Short exercise: Copy out the following entries with every "PODIUM" replaced by "RANK", leaving everything else unchanged and omitting the pictures.

____________________

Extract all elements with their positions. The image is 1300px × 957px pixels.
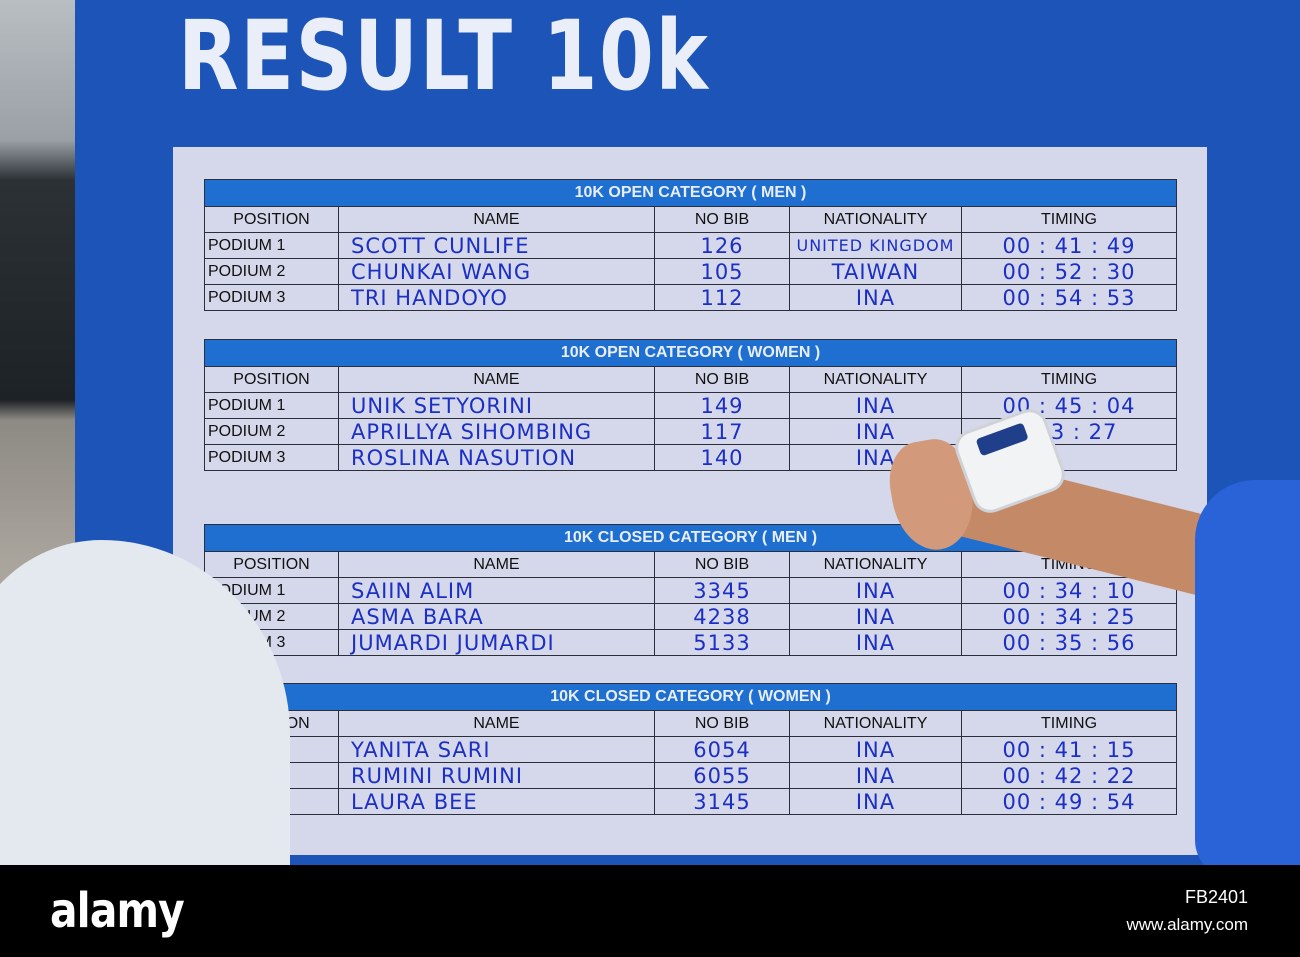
column-header: NAME bbox=[338, 206, 655, 233]
table-row: PODIUM 1 YANITA SARI 6054 INA 00 : 41 : … bbox=[204, 736, 1178, 763]
name-cell: ASMA BARA bbox=[338, 603, 655, 630]
timing-cell: 00 : 42 : 22 bbox=[960, 762, 1178, 789]
table-row: PODIUM 3 JUMARDI JUMARDI 5133 INA 00 : 3… bbox=[204, 629, 1177, 656]
name-cell: TRI HANDOYO bbox=[338, 284, 655, 311]
bib-cell: 4238 bbox=[654, 603, 790, 630]
column-header: NATIONALITY bbox=[789, 206, 962, 233]
column-header: NO BIB bbox=[654, 710, 790, 737]
bib-cell: 6054 bbox=[654, 736, 790, 763]
name-cell: SAIIN ALIM bbox=[338, 577, 655, 604]
column-header: NATIONALITY bbox=[789, 551, 962, 578]
position-cell: PODIUM 2 bbox=[204, 258, 339, 285]
timing-cell: 00 : 54 : 53 bbox=[961, 284, 1177, 311]
timing-cell: 00 : 41 : 15 bbox=[960, 736, 1178, 763]
position-cell: PODIUM 2 bbox=[204, 418, 339, 445]
column-header: NATIONALITY bbox=[789, 710, 962, 737]
column-header: NAME bbox=[338, 366, 655, 393]
name-cell: YANITA SARI bbox=[338, 736, 655, 763]
bib-cell: 5133 bbox=[654, 629, 790, 656]
results-table: 10K OPEN CATEGORY ( MEN ) POSITION NAME NO … bbox=[204, 179, 1177, 311]
name-cell: APRILLYA SIHOMBING bbox=[338, 418, 655, 445]
bib-cell: 117 bbox=[654, 418, 790, 445]
nationality-cell: INA bbox=[789, 392, 962, 419]
nationality-cell: INA bbox=[789, 788, 962, 815]
column-header: POSITION bbox=[204, 206, 339, 233]
nationality-cell: INA bbox=[789, 629, 962, 656]
timing-cell: 00 : 35 : 56 bbox=[961, 629, 1177, 656]
column-header: NO BIB bbox=[654, 206, 790, 233]
table-row: PODIUM 2 APRILLYA SIHOMBING 117 INA : 53… bbox=[204, 418, 1178, 445]
column-header: POSITION bbox=[204, 366, 339, 393]
watch-face bbox=[975, 422, 1029, 457]
category-title: 10K CLOSED CATEGORY ( WOMEN ) bbox=[203, 683, 1178, 711]
category-title: 10K OPEN CATEGORY ( WOMEN ) bbox=[203, 339, 1178, 367]
nationality-cell: INA bbox=[789, 577, 962, 604]
table-row: PODIUM 2 ASMA BARA 4238 INA 00 : 34 : 25 bbox=[204, 603, 1177, 630]
bib-cell: 140 bbox=[654, 444, 790, 471]
column-header: TIMING bbox=[960, 710, 1178, 737]
position-cell: PODIUM 1 bbox=[204, 392, 339, 419]
image-id: FB2401 bbox=[1184, 887, 1248, 907]
name-cell: SCOTT CUNLIFE bbox=[338, 232, 655, 259]
timing-cell: 00 : 41 : 49 bbox=[961, 232, 1177, 259]
nationality-cell: INA bbox=[789, 736, 962, 763]
bib-cell: 112 bbox=[654, 284, 790, 311]
name-cell: JUMARDI JUMARDI bbox=[338, 629, 655, 656]
nationality-cell: UNITED KINGDOM bbox=[789, 232, 962, 259]
category-title: 10K OPEN CATEGORY ( MEN ) bbox=[204, 179, 1177, 207]
table-row: PODIUM 3 TRI HANDOYO 112 INA 00 : 54 : 5… bbox=[204, 284, 1177, 311]
position-cell: PODIUM 3 bbox=[204, 284, 339, 311]
timing-cell: 00 : 34 : 25 bbox=[961, 603, 1177, 630]
position-cell: PODIUM 1 bbox=[204, 232, 339, 259]
table-row: PODIUM 1 SCOTT CUNLIFE 126 UNITED KINGDO… bbox=[204, 232, 1177, 259]
site-url: www.alamy.com bbox=[1126, 915, 1248, 934]
bib-cell: 126 bbox=[654, 232, 790, 259]
table-row: PODIUM 3 LAURA BEE 3145 INA 00 : 49 : 54 bbox=[204, 788, 1178, 815]
alamy-logo: alamy bbox=[50, 883, 185, 939]
bib-cell: 105 bbox=[654, 258, 790, 285]
timing-cell: 00 : 45 : 04 bbox=[960, 392, 1178, 419]
name-cell: UNIK SETYORINI bbox=[338, 392, 655, 419]
column-header: POSITION bbox=[204, 551, 339, 578]
column-header: TIMING bbox=[961, 206, 1177, 233]
nationality-cell: INA bbox=[789, 603, 962, 630]
nationality-cell: INA bbox=[789, 284, 962, 311]
timing-cell: 00 : 49 : 54 bbox=[960, 788, 1178, 815]
nationality-cell: INA bbox=[789, 762, 962, 789]
table-row: PODIUM 2 CHUNKAI WANG 105 TAIWAN 00 : 52… bbox=[204, 258, 1177, 285]
name-cell: RUMINI RUMINI bbox=[338, 762, 655, 789]
column-header: TIMING bbox=[960, 366, 1178, 393]
position-cell: PODIUM 3 bbox=[204, 444, 339, 471]
results-table: 10K CLOSED CATEGORY ( WOMEN )POSITIONNAM… bbox=[203, 683, 1178, 815]
bib-cell: 3145 bbox=[654, 788, 790, 815]
timing-cell: 00 : 52 : 30 bbox=[961, 258, 1177, 285]
column-header: NATIONALITY bbox=[789, 366, 962, 393]
column-header: NAME bbox=[338, 710, 655, 737]
bib-cell: 3345 bbox=[654, 577, 790, 604]
bib-cell: 6055 bbox=[654, 762, 790, 789]
column-header: NO BIB bbox=[654, 551, 790, 578]
bib-cell: 149 bbox=[654, 392, 790, 419]
column-header: NO BIB bbox=[654, 366, 790, 393]
table-row: PODIUM 1 SAIIN ALIM 3345 INA 00 : 34 : 1… bbox=[204, 577, 1177, 604]
name-cell: LAURA BEE bbox=[338, 788, 655, 815]
results-table: 10K CLOSED CATEGORY ( MEN ) POSITION NAME N… bbox=[204, 524, 1177, 656]
name-cell: CHUNKAI WANG bbox=[338, 258, 655, 285]
column-header: NAME bbox=[338, 551, 655, 578]
footer-bar: alamy FB2401 www.alamy.com bbox=[0, 865, 1300, 957]
table-row: PODIUM 2 RUMINI RUMINI 6055 INA 00 : 42 … bbox=[204, 762, 1178, 789]
board-title: RESULT 10k bbox=[178, 0, 710, 112]
name-cell: ROSLINA NASUTION bbox=[338, 444, 655, 471]
blue-sleeve bbox=[1195, 480, 1300, 880]
nationality-cell: TAIWAN bbox=[789, 258, 962, 285]
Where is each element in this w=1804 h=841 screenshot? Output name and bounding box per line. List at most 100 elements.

____________________

Answer to the exercise:
Extract all elements with their positions. The image is 1300px × 957px pixels.
column-header: NAME bbox=[338, 206, 655, 233]
table-row: RANK 1 YANITA SARI 6054 INA 00 : 41 : … bbox=[204, 736, 1178, 763]
name-cell: ASMA BARA bbox=[338, 603, 655, 630]
timing-cell: 00 : 42 : 22 bbox=[960, 762, 1178, 789]
table-row: RANK 3 JUMARDI JUMARDI 5133 INA 00 : 3… bbox=[204, 629, 1177, 656]
name-cell: TRI HANDOYO bbox=[338, 284, 655, 311]
bib-cell: 4238 bbox=[654, 603, 790, 630]
column-header: NATIONALITY bbox=[789, 206, 962, 233]
column-header: NO BIB bbox=[654, 710, 790, 737]
bib-cell: 6054 bbox=[654, 736, 790, 763]
name-cell: SAIIN ALIM bbox=[338, 577, 655, 604]
column-header: NATIONALITY bbox=[789, 551, 962, 578]
position-cell: RANK 2 bbox=[204, 258, 339, 285]
timing-cell: 00 : 54 : 53 bbox=[961, 284, 1177, 311]
timing-cell: 00 : 41 : 15 bbox=[960, 736, 1178, 763]
position-cell: RANK 2 bbox=[204, 418, 339, 445]
column-header: NATIONALITY bbox=[789, 710, 962, 737]
column-header: NAME bbox=[338, 366, 655, 393]
name-cell: YANITA SARI bbox=[338, 736, 655, 763]
bib-cell: 5133 bbox=[654, 629, 790, 656]
results-table: 10K OPEN CATEGORY ( MEN ) POSITION NAME NO … bbox=[204, 179, 1177, 311]
name-cell: APRILLYA SIHOMBING bbox=[338, 418, 655, 445]
bib-cell: 117 bbox=[654, 418, 790, 445]
nationality-cell: INA bbox=[789, 392, 962, 419]
nationality-cell: INA bbox=[789, 788, 962, 815]
column-header: POSITION bbox=[204, 206, 339, 233]
nationality-cell: INA bbox=[789, 629, 962, 656]
timing-cell: 00 : 35 : 56 bbox=[961, 629, 1177, 656]
column-header: NO BIB bbox=[654, 206, 790, 233]
table-row: RANK 2 APRILLYA SIHOMBING 117 INA : 53… bbox=[204, 418, 1178, 445]
column-header: POSITION bbox=[204, 366, 339, 393]
watch-face bbox=[975, 422, 1029, 457]
category-title: 10K CLOSED CATEGORY ( WOMEN ) bbox=[203, 683, 1178, 711]
category-title: 10K OPEN CATEGORY ( WOMEN ) bbox=[203, 339, 1178, 367]
nationality-cell: INA bbox=[789, 577, 962, 604]
table-row: RANK 2 ASMA BARA 4238 INA 00 : 34 : 25 bbox=[204, 603, 1177, 630]
bib-cell: 140 bbox=[654, 444, 790, 471]
column-header: TIMING bbox=[960, 710, 1178, 737]
position-cell: RANK 1 bbox=[204, 392, 339, 419]
image-id: FB2401 bbox=[1184, 887, 1248, 907]
name-cell: SCOTT CUNLIFE bbox=[338, 232, 655, 259]
timing-cell: 00 : 41 : 49 bbox=[961, 232, 1177, 259]
nationality-cell: INA bbox=[789, 736, 962, 763]
bib-cell: 112 bbox=[654, 284, 790, 311]
name-cell: JUMARDI JUMARDI bbox=[338, 629, 655, 656]
nationality-cell: UNITED KINGDOM bbox=[789, 232, 962, 259]
category-title: 10K OPEN CATEGORY ( MEN ) bbox=[204, 179, 1177, 207]
table-row: RANK 3 TRI HANDOYO 112 INA 00 : 54 : 5… bbox=[204, 284, 1177, 311]
position-cell: RANK 3 bbox=[204, 284, 339, 311]
timing-cell: 00 : 34 : 25 bbox=[961, 603, 1177, 630]
position-cell: RANK 1 bbox=[204, 232, 339, 259]
table-row: RANK 1 SCOTT CUNLIFE 126 UNITED KINGDO… bbox=[204, 232, 1177, 259]
site-url: www.alamy.com bbox=[1126, 915, 1248, 934]
bib-cell: 126 bbox=[654, 232, 790, 259]
table-row: RANK 3 LAURA BEE 3145 INA 00 : 49 : 54 bbox=[204, 788, 1178, 815]
alamy-logo: alamy bbox=[50, 883, 185, 939]
bib-cell: 105 bbox=[654, 258, 790, 285]
timing-cell: 00 : 45 : 04 bbox=[960, 392, 1178, 419]
name-cell: UNIK SETYORINI bbox=[338, 392, 655, 419]
column-header: POSITION bbox=[204, 551, 339, 578]
column-header: TIMING bbox=[961, 206, 1177, 233]
nationality-cell: INA bbox=[789, 603, 962, 630]
nationality-cell: INA bbox=[789, 284, 962, 311]
timing-cell: 00 : 49 : 54 bbox=[960, 788, 1178, 815]
nationality-cell: INA bbox=[789, 762, 962, 789]
table-row: RANK 2 CHUNKAI WANG 105 TAIWAN 00 : 52… bbox=[204, 258, 1177, 285]
name-cell: RUMINI RUMINI bbox=[338, 762, 655, 789]
column-header: TIMING bbox=[960, 366, 1178, 393]
position-cell: RANK 3 bbox=[204, 444, 339, 471]
results-table: 10K CLOSED CATEGORY ( WOMEN )POSITIONNAM… bbox=[203, 683, 1178, 815]
bib-cell: 3145 bbox=[654, 788, 790, 815]
timing-cell: 00 : 52 : 30 bbox=[961, 258, 1177, 285]
column-header: NATIONALITY bbox=[789, 366, 962, 393]
column-header: NAME bbox=[338, 710, 655, 737]
bib-cell: 3345 bbox=[654, 577, 790, 604]
bib-cell: 6055 bbox=[654, 762, 790, 789]
column-header: NO BIB bbox=[654, 551, 790, 578]
bib-cell: 149 bbox=[654, 392, 790, 419]
column-header: NO BIB bbox=[654, 366, 790, 393]
table-row: RANK 1 SAIIN ALIM 3345 INA 00 : 34 : 1… bbox=[204, 577, 1177, 604]
name-cell: LAURA BEE bbox=[338, 788, 655, 815]
results-table: 10K CLOSED CATEGORY ( MEN ) POSITION NAME N… bbox=[204, 524, 1177, 656]
name-cell: CHUNKAI WANG bbox=[338, 258, 655, 285]
column-header: NAME bbox=[338, 551, 655, 578]
footer-bar: alamy FB2401 www.alamy.com bbox=[0, 865, 1300, 957]
table-row: RANK 2 RUMINI RUMINI 6055 INA 00 : 42 … bbox=[204, 762, 1178, 789]
board-title: RESULT 10k bbox=[178, 0, 710, 112]
name-cell: ROSLINA NASUTION bbox=[338, 444, 655, 471]
blue-sleeve bbox=[1195, 480, 1300, 880]
nationality-cell: TAIWAN bbox=[789, 258, 962, 285]
Where is each element in this w=1804 h=841 screenshot? Output name and bounding box per line. List at most 100 elements.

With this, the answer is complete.